Copy out the material below in full, but not its images.

Collected data entries

= = = = = = =

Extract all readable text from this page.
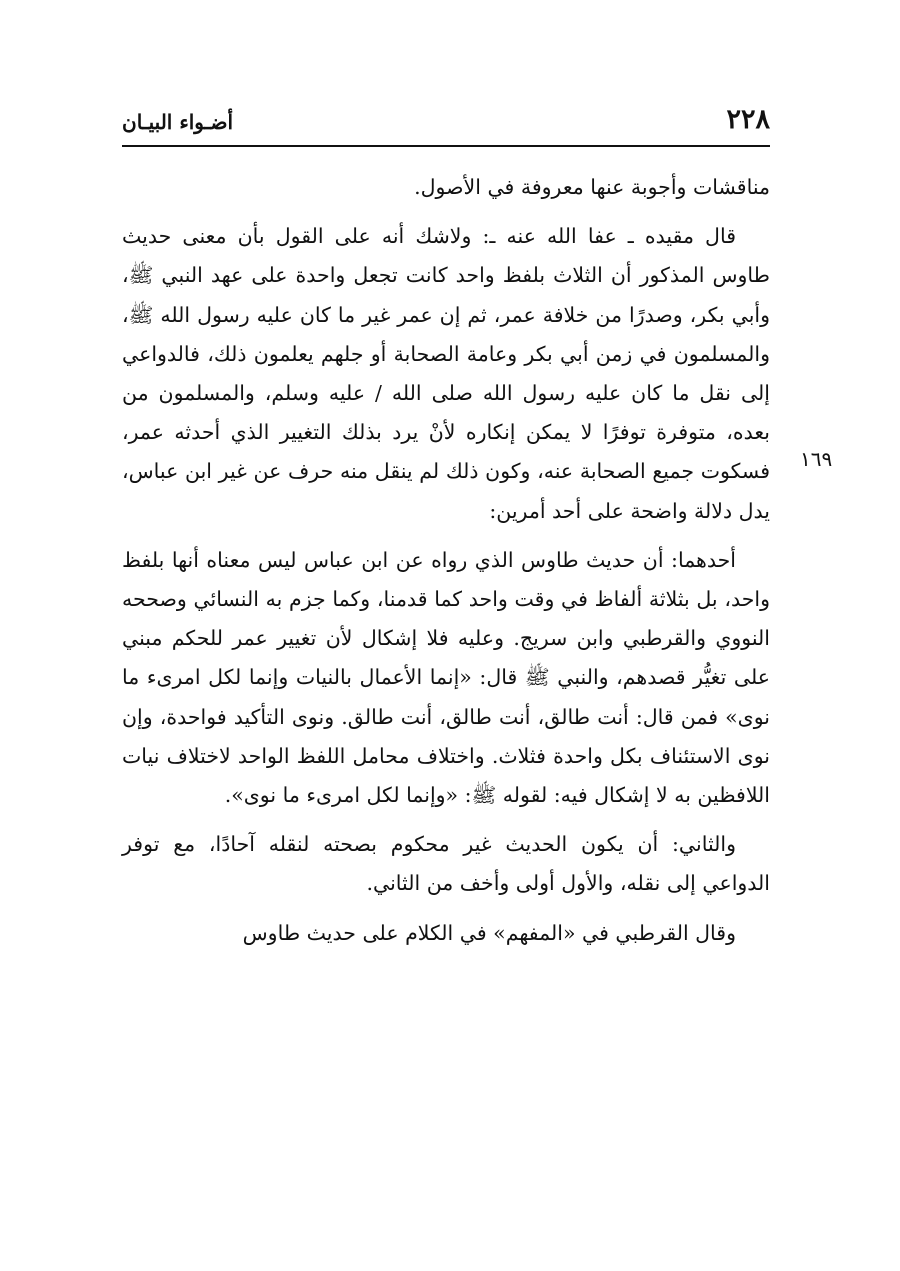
٢٢٨
أضـواء البيـان
١٦٩

مناقشات وأجوبة عنها معروفة في الأصول.

قال مقيده ـ عفا الله عنه ـ: ولاشك أنه على القول بأن معنى حديث طاوس المذكور أن الثلاث بلفظ واحد كانت تجعل واحدة على عهد النبي ﷺ، وأبي بكر، وصدرًا من خلافة عمر، ثم إن عمر غير ما كان عليه رسول الله ﷺ، والمسلمون في زمن أبي بكر وعامة الصحابة أو جلهم يعلمون ذلك، فالدواعي إلى نقل ما كان عليه رسول الله صلى الله / عليه وسلم، والمسلمون من بعده، متوفرة توفرًا لا يمكن إنكاره لأنْ يرد بذلك التغيير الذي أحدثه عمر، فسكوت جميع الصحابة عنه، وكون ذلك لم ينقل منه حرف عن غير ابن عباس، يدل دلالة واضحة على أحد أمرين:

أحدهما: أن حديث طاوس الذي رواه عن ابن عباس ليس معناه أنها بلفظ واحد، بل بثلاثة ألفاظ في وقت واحد كما قدمنا، وكما جزم به النسائي وصححه النووي والقرطبي وابن سريج. وعليه فلا إشكال لأن تغيير عمر للحكم مبني على تغيُّر قصدهم، والنبي ﷺ قال: «إنما الأعمال بالنيات وإنما لكل امرىء ما نوى» فمن قال: أنت طالق، أنت طالق، أنت طالق. ونوى التأكيد فواحدة، وإن نوى الاستئناف بكل واحدة فثلاث. واختلاف محامل اللفظ الواحد لاختلاف نيات اللافظين به لا إشكال فيه: لقوله ﷺ: «وإنما لكل امرىء ما نوى».

والثاني: أن يكون الحديث غير محكوم بصحته لنقله آحادًا، مع توفر الدواعي إلى نقله، والأول أولى وأخف من الثاني.

وقال القرطبي في «المفهم» في الكلام على حديث طاوس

= = = = = = =

• **SOLUTION FOR THIS PROBLEM**
Extract all readable text from this page.
٢٢٨
أضـواء البيـان
١٦٩

مناقشات وأجوبة عنها معروفة في الأصول.

قال مقيده ـ عفا الله عنه ـ: ولاشك أنه على القول بأن معنى حديث طاوس المذكور أن الثلاث بلفظ واحد كانت تجعل واحدة على عهد النبي ﷺ، وأبي بكر، وصدرًا من خلافة عمر، ثم إن عمر غير ما كان عليه رسول الله ﷺ، والمسلمون في زمن أبي بكر وعامة الصحابة أو جلهم يعلمون ذلك، فالدواعي إلى نقل ما كان عليه رسول الله صلى الله / عليه وسلم، والمسلمون من بعده، متوفرة توفرًا لا يمكن إنكاره لأنْ يرد بذلك التغيير الذي أحدثه عمر، فسكوت جميع الصحابة عنه، وكون ذلك لم ينقل منه حرف عن غير ابن عباس، يدل دلالة واضحة على أحد أمرين:

أحدهما: أن حديث طاوس الذي رواه عن ابن عباس ليس معناه أنها بلفظ واحد، بل بثلاثة ألفاظ في وقت واحد كما قدمنا، وكما جزم به النسائي وصححه النووي والقرطبي وابن سريج. وعليه فلا إشكال لأن تغيير عمر للحكم مبني على تغيُّر قصدهم، والنبي ﷺ قال: «إنما الأعمال بالنيات وإنما لكل امرىء ما نوى» فمن قال: أنت طالق، أنت طالق، أنت طالق. ونوى التأكيد فواحدة، وإن نوى الاستئناف بكل واحدة فثلاث. واختلاف محامل اللفظ الواحد لاختلاف نيات اللافظين به لا إشكال فيه: لقوله ﷺ: «وإنما لكل امرىء ما نوى».

والثاني: أن يكون الحديث غير محكوم بصحته لنقله آحادًا، مع توفر الدواعي إلى نقله، والأول أولى وأخف من الثاني.

وقال القرطبي في «المفهم» في الكلام على حديث طاوس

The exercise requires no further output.